START
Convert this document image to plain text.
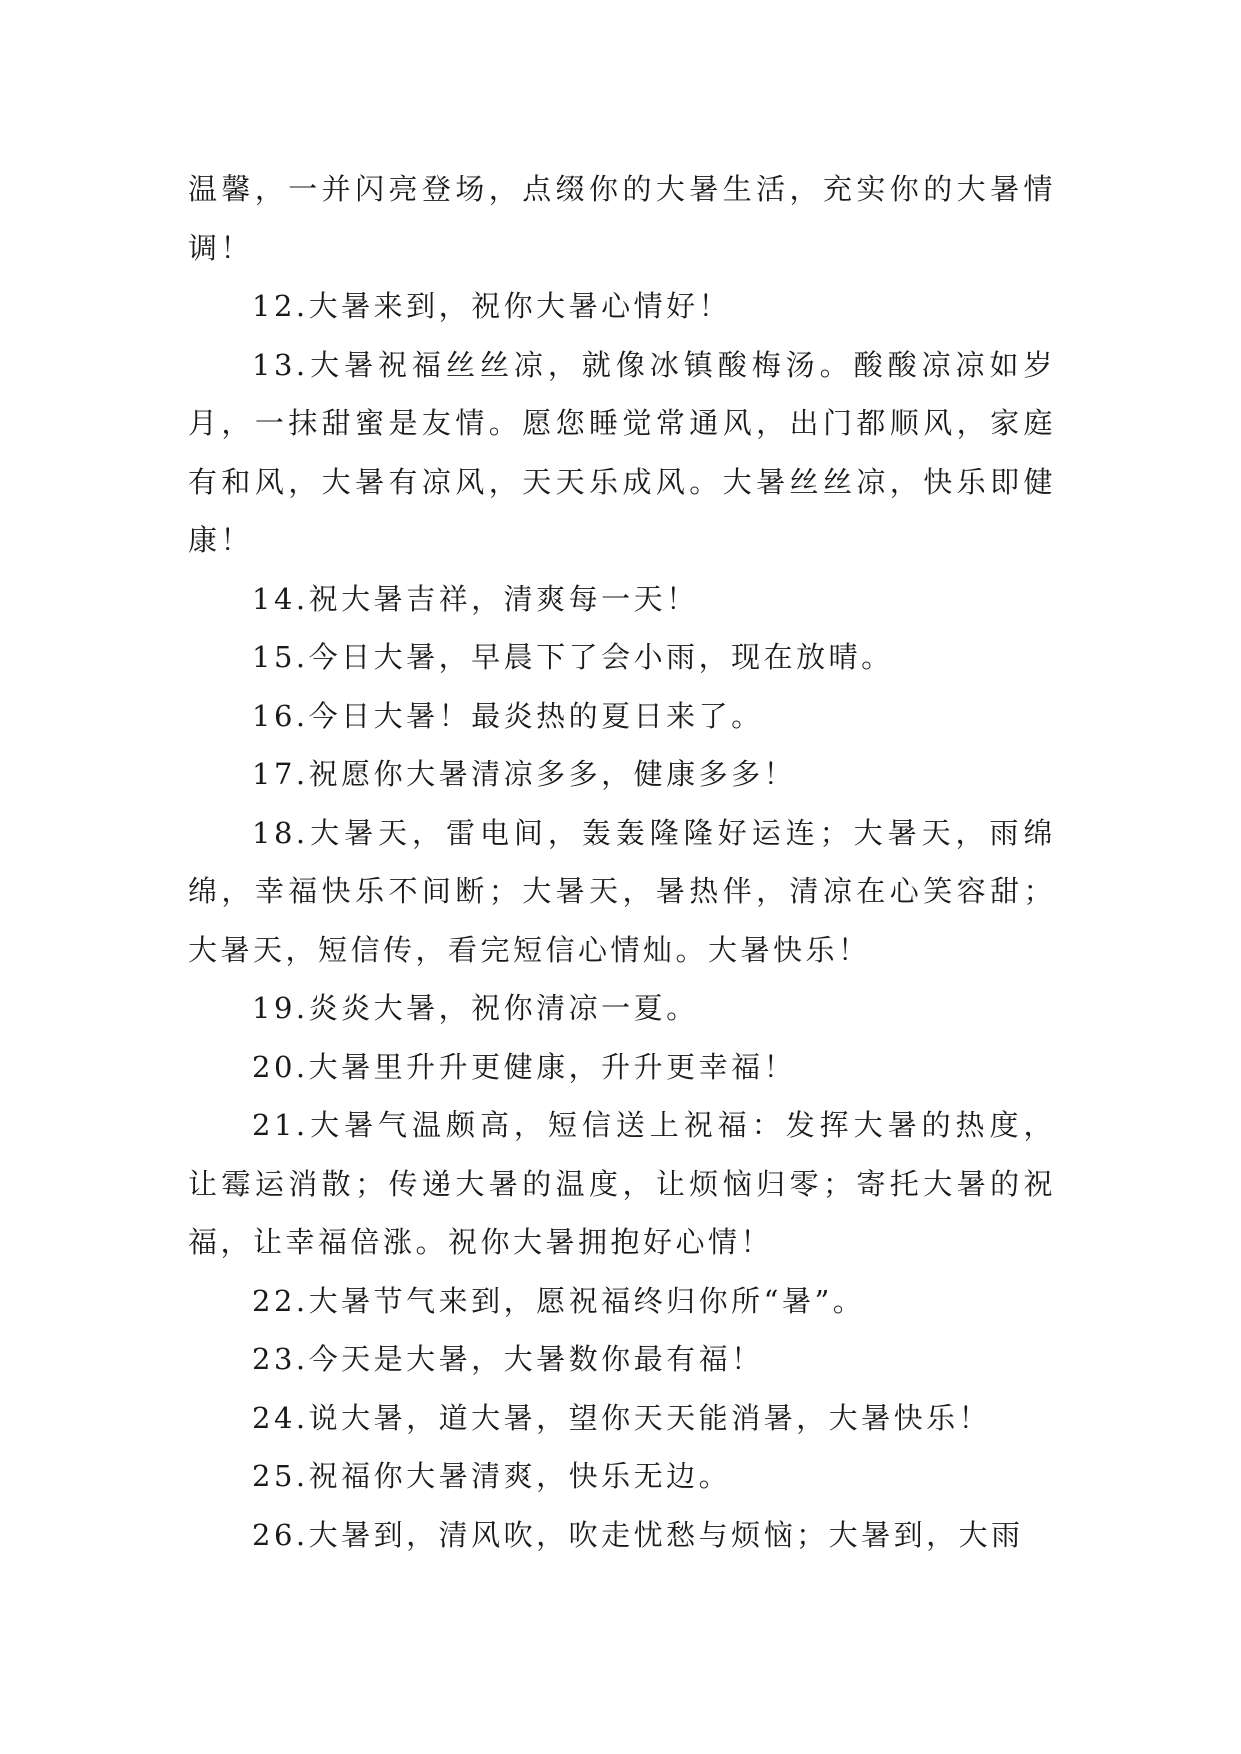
温馨，一并闪亮登场，点缀你的大暑生活，充实你的大暑情调！

12.大暑来到，祝你大暑心情好！

13.大暑祝福丝丝凉，就像冰镇酸梅汤。酸酸凉凉如岁月，一抹甜蜜是友情。愿您睡觉常通风，出门都顺风，家庭有和风，大暑有凉风，天天乐成风。大暑丝丝凉，快乐即健康！

14.祝大暑吉祥，清爽每一天！

15.今日大暑，早晨下了会小雨，现在放晴。

16.今日大暑！最炎热的夏日来了。

17.祝愿你大暑清凉多多，健康多多！

18.大暑天，雷电间，轰轰隆隆好运连；大暑天，雨绵绵，幸福快乐不间断；大暑天，暑热伴，清凉在心笑容甜；大暑天，短信传，看完短信心情灿。大暑快乐！

19.炎炎大暑，祝你清凉一夏。

20.大暑里升升更健康，升升更幸福！

21.大暑气温颇高，短信送上祝福：发挥大暑的热度，让霉运消散；传递大暑的温度，让烦恼归零；寄托大暑的祝福，让幸福倍涨。祝你大暑拥抱好心情！

22.大暑节气来到，愿祝福终归你所“暑”。

23.今天是大暑，大暑数你最有福！

24.说大暑，道大暑，望你天天能消暑，大暑快乐！

25.祝福你大暑清爽，快乐无边。

26.大暑到，清风吹，吹走忧愁与烦恼；大暑到，大雨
END
Instructions for the task: Go through the data above and find the lines with the word "大暑快乐". Copy each of those lines.

Solution for this exercise:
18.大暑天，雷电间，轰轰隆隆好运连；大暑天，雨绵绵，幸福快乐不间断；大暑天，暑热伴，清凉在心笑容甜；大暑天，短信传，看完短信心情灿。大暑快乐！
24.说大暑，道大暑，望你天天能消暑，大暑快乐！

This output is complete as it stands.